Work to be completed =>
Pull out each line of the data that includes the word "xlabel".

Figure data in JSON:
**********

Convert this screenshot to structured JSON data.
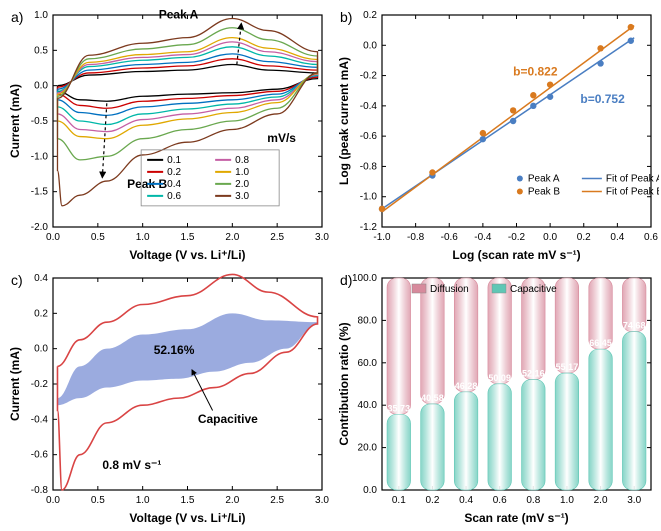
{
  "panel_labels": {
    "a": "a)",
    "b": "b)",
    "c": "c)",
    "d": "d)"
  },
  "a": {
    "xlabel": "Voltage  (V vs. Li⁺/Li)",
    "ylabel": "Current  (mA)",
    "xlim": [
      0.0,
      3.0
    ],
    "xtick_step": 0.5,
    "ylim": [
      -2.0,
      1.0
    ],
    "ytick_step": 0.5,
    "peak_a_label": "Peak A",
    "peak_b_label": "Peak B",
    "unit_label": "mV/s",
    "scan_rates": [
      "0.1",
      "0.2",
      "0.4",
      "0.6",
      "0.8",
      "1.0",
      "2.0",
      "3.0"
    ],
    "colors": [
      "#000000",
      "#cc0000",
      "#0070c0",
      "#00b7a8",
      "#c55fa4",
      "#e0a800",
      "#6aa84f",
      "#7c3a1e"
    ],
    "series": [
      {
        "top": [
          [
            0.05,
            0.0
          ],
          [
            0.4,
            0.15
          ],
          [
            1.0,
            0.2
          ],
          [
            1.5,
            0.22
          ],
          [
            2.0,
            0.3
          ],
          [
            2.4,
            0.22
          ],
          [
            2.95,
            0.18
          ]
        ],
        "bot": [
          [
            2.95,
            0.1
          ],
          [
            2.5,
            -0.05
          ],
          [
            2.0,
            -0.1
          ],
          [
            1.5,
            -0.12
          ],
          [
            1.0,
            -0.15
          ],
          [
            0.6,
            -0.22
          ],
          [
            0.3,
            -0.2
          ],
          [
            0.05,
            -0.08
          ]
        ]
      },
      {
        "top": [
          [
            0.05,
            -0.02
          ],
          [
            0.4,
            0.18
          ],
          [
            1.0,
            0.25
          ],
          [
            1.5,
            0.28
          ],
          [
            2.0,
            0.38
          ],
          [
            2.4,
            0.28
          ],
          [
            2.95,
            0.22
          ]
        ],
        "bot": [
          [
            2.95,
            0.12
          ],
          [
            2.5,
            -0.08
          ],
          [
            2.0,
            -0.14
          ],
          [
            1.5,
            -0.18
          ],
          [
            1.0,
            -0.22
          ],
          [
            0.6,
            -0.32
          ],
          [
            0.3,
            -0.28
          ],
          [
            0.05,
            -0.12
          ]
        ]
      },
      {
        "top": [
          [
            0.05,
            -0.05
          ],
          [
            0.4,
            0.22
          ],
          [
            1.0,
            0.3
          ],
          [
            1.5,
            0.33
          ],
          [
            2.0,
            0.45
          ],
          [
            2.4,
            0.34
          ],
          [
            2.95,
            0.26
          ]
        ],
        "bot": [
          [
            2.95,
            0.14
          ],
          [
            2.5,
            -0.12
          ],
          [
            2.0,
            -0.2
          ],
          [
            1.5,
            -0.25
          ],
          [
            1.0,
            -0.3
          ],
          [
            0.6,
            -0.42
          ],
          [
            0.3,
            -0.38
          ],
          [
            0.05,
            -0.2
          ]
        ]
      },
      {
        "top": [
          [
            0.05,
            -0.08
          ],
          [
            0.4,
            0.27
          ],
          [
            1.0,
            0.36
          ],
          [
            1.5,
            0.4
          ],
          [
            2.0,
            0.55
          ],
          [
            2.4,
            0.42
          ],
          [
            2.95,
            0.3
          ]
        ],
        "bot": [
          [
            2.95,
            0.15
          ],
          [
            2.5,
            -0.16
          ],
          [
            2.0,
            -0.26
          ],
          [
            1.5,
            -0.33
          ],
          [
            1.0,
            -0.4
          ],
          [
            0.6,
            -0.55
          ],
          [
            0.3,
            -0.5
          ],
          [
            0.05,
            -0.3
          ]
        ]
      },
      {
        "top": [
          [
            0.05,
            -0.1
          ],
          [
            0.4,
            0.3
          ],
          [
            1.0,
            0.4
          ],
          [
            1.5,
            0.44
          ],
          [
            2.0,
            0.62
          ],
          [
            2.4,
            0.48
          ],
          [
            2.95,
            0.34
          ]
        ],
        "bot": [
          [
            2.95,
            0.16
          ],
          [
            2.5,
            -0.2
          ],
          [
            2.0,
            -0.32
          ],
          [
            1.5,
            -0.4
          ],
          [
            1.0,
            -0.48
          ],
          [
            0.6,
            -0.65
          ],
          [
            0.3,
            -0.62
          ],
          [
            0.05,
            -0.4
          ]
        ]
      },
      {
        "top": [
          [
            0.05,
            -0.12
          ],
          [
            0.4,
            0.33
          ],
          [
            1.0,
            0.44
          ],
          [
            1.5,
            0.48
          ],
          [
            2.0,
            0.68
          ],
          [
            2.4,
            0.53
          ],
          [
            2.95,
            0.37
          ]
        ],
        "bot": [
          [
            2.95,
            0.17
          ],
          [
            2.5,
            -0.24
          ],
          [
            2.0,
            -0.38
          ],
          [
            1.5,
            -0.47
          ],
          [
            1.0,
            -0.56
          ],
          [
            0.6,
            -0.75
          ],
          [
            0.3,
            -0.72
          ],
          [
            0.05,
            -0.5
          ]
        ]
      },
      {
        "top": [
          [
            0.05,
            -0.15
          ],
          [
            0.4,
            0.38
          ],
          [
            1.0,
            0.52
          ],
          [
            1.5,
            0.58
          ],
          [
            2.0,
            0.82
          ],
          [
            2.4,
            0.65
          ],
          [
            2.95,
            0.42
          ]
        ],
        "bot": [
          [
            2.95,
            0.18
          ],
          [
            2.5,
            -0.32
          ],
          [
            2.0,
            -0.5
          ],
          [
            1.5,
            -0.62
          ],
          [
            1.0,
            -0.75
          ],
          [
            0.6,
            -1.0
          ],
          [
            0.3,
            -1.05
          ],
          [
            0.05,
            -0.75
          ]
        ]
      },
      {
        "top": [
          [
            0.05,
            -0.18
          ],
          [
            0.4,
            0.43
          ],
          [
            1.0,
            0.6
          ],
          [
            1.5,
            0.68
          ],
          [
            2.0,
            0.95
          ],
          [
            2.4,
            0.78
          ],
          [
            2.95,
            0.48
          ]
        ],
        "bot": [
          [
            2.95,
            0.18
          ],
          [
            2.5,
            -0.4
          ],
          [
            2.0,
            -0.62
          ],
          [
            1.5,
            -0.8
          ],
          [
            1.0,
            -0.98
          ],
          [
            0.6,
            -1.35
          ],
          [
            0.3,
            -1.55
          ],
          [
            0.1,
            -1.7
          ],
          [
            0.05,
            -1.2
          ]
        ]
      }
    ]
  },
  "b": {
    "xlabel": "Log  (scan rate  mV s⁻¹)",
    "ylabel": "Log (peak current mA)",
    "xlim": [
      -1.0,
      0.6
    ],
    "xtick_step": 0.2,
    "ylim": [
      -1.2,
      0.2
    ],
    "ytick_step": 0.2,
    "bA": "b=0.822",
    "bB": "b=0.752",
    "legend": [
      "Peak A",
      "Peak B",
      "Fit of Peak A",
      "Fit of Peak B"
    ],
    "color_A": "#4a7ec2",
    "color_B": "#d97a1f",
    "ptsA": [
      [
        -1.0,
        -1.08
      ],
      [
        -0.7,
        -0.86
      ],
      [
        -0.4,
        -0.62
      ],
      [
        -0.22,
        -0.5
      ],
      [
        -0.1,
        -0.4
      ],
      [
        0.0,
        -0.34
      ],
      [
        0.3,
        -0.12
      ],
      [
        0.48,
        0.03
      ]
    ],
    "ptsB": [
      [
        -1.0,
        -1.08
      ],
      [
        -0.7,
        -0.84
      ],
      [
        -0.4,
        -0.58
      ],
      [
        -0.22,
        -0.43
      ],
      [
        -0.1,
        -0.33
      ],
      [
        0.0,
        -0.26
      ],
      [
        0.3,
        -0.02
      ],
      [
        0.48,
        0.12
      ]
    ],
    "fitA": [
      [
        -1.0,
        -1.08
      ],
      [
        0.5,
        0.05
      ]
    ],
    "fitB": [
      [
        -1.0,
        -1.1
      ],
      [
        0.5,
        0.13
      ]
    ]
  },
  "c": {
    "xlabel": "Voltage  (V vs. Li⁺/Li)",
    "ylabel": "Current  (mA)",
    "xlim": [
      0.0,
      3.0
    ],
    "xtick_step": 0.5,
    "ylim": [
      -0.8,
      0.4
    ],
    "ytick_step": 0.2,
    "percent_label": "52.16%",
    "cap_label": "Capacitive",
    "rate_label": "0.8 mV s⁻¹",
    "outline_color": "#d94444",
    "fill_color": "#8a9cd9",
    "cv_top": [
      [
        0.05,
        -0.1
      ],
      [
        0.3,
        0.05
      ],
      [
        0.6,
        0.15
      ],
      [
        1.0,
        0.25
      ],
      [
        1.5,
        0.3
      ],
      [
        2.0,
        0.42
      ],
      [
        2.4,
        0.32
      ],
      [
        2.95,
        0.18
      ]
    ],
    "cv_bot": [
      [
        2.95,
        0.14
      ],
      [
        2.6,
        -0.02
      ],
      [
        2.2,
        -0.14
      ],
      [
        1.8,
        -0.22
      ],
      [
        1.4,
        -0.28
      ],
      [
        1.0,
        -0.32
      ],
      [
        0.6,
        -0.42
      ],
      [
        0.3,
        -0.6
      ],
      [
        0.1,
        -0.8
      ],
      [
        0.05,
        -0.35
      ]
    ],
    "cap_top": [
      [
        0.05,
        -0.28
      ],
      [
        0.3,
        -0.1
      ],
      [
        0.6,
        0.0
      ],
      [
        1.0,
        0.08
      ],
      [
        1.5,
        0.11
      ],
      [
        2.0,
        0.2
      ],
      [
        2.4,
        0.16
      ],
      [
        2.95,
        0.15
      ]
    ],
    "cap_bot": [
      [
        2.95,
        0.14
      ],
      [
        2.6,
        0.0
      ],
      [
        2.2,
        -0.08
      ],
      [
        1.8,
        -0.13
      ],
      [
        1.4,
        -0.17
      ],
      [
        1.0,
        -0.18
      ],
      [
        0.6,
        -0.22
      ],
      [
        0.3,
        -0.28
      ],
      [
        0.05,
        -0.32
      ]
    ]
  },
  "d": {
    "xlabel": "Scan rate  (mV s⁻¹)",
    "ylabel": "Contribution ratio   (%)",
    "xticks": [
      "0.1",
      "0.2",
      "0.4",
      "0.6",
      "0.8",
      "1.0",
      "2.0",
      "3.0"
    ],
    "ylim": [
      0,
      100
    ],
    "ytick_step": 20,
    "cap_vals": [
      35.73,
      40.58,
      46.28,
      50.09,
      52.16,
      55.17,
      66.45,
      74.68
    ],
    "cap_color": "#5fc7b5",
    "diff_color": "#d78a9c",
    "legend": [
      "Diffusion",
      "Capacitive"
    ],
    "bar_width": 0.7
  }
}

**********

The answer =>
    "xlabel": "Voltage  (V vs. Li⁺/Li)",
    "xlabel": "Log  (scan rate  mV s⁻¹)",
    "xlabel": "Voltage  (V vs. Li⁺/Li)",
    "xlabel": "Scan rate  (mV s⁻¹)",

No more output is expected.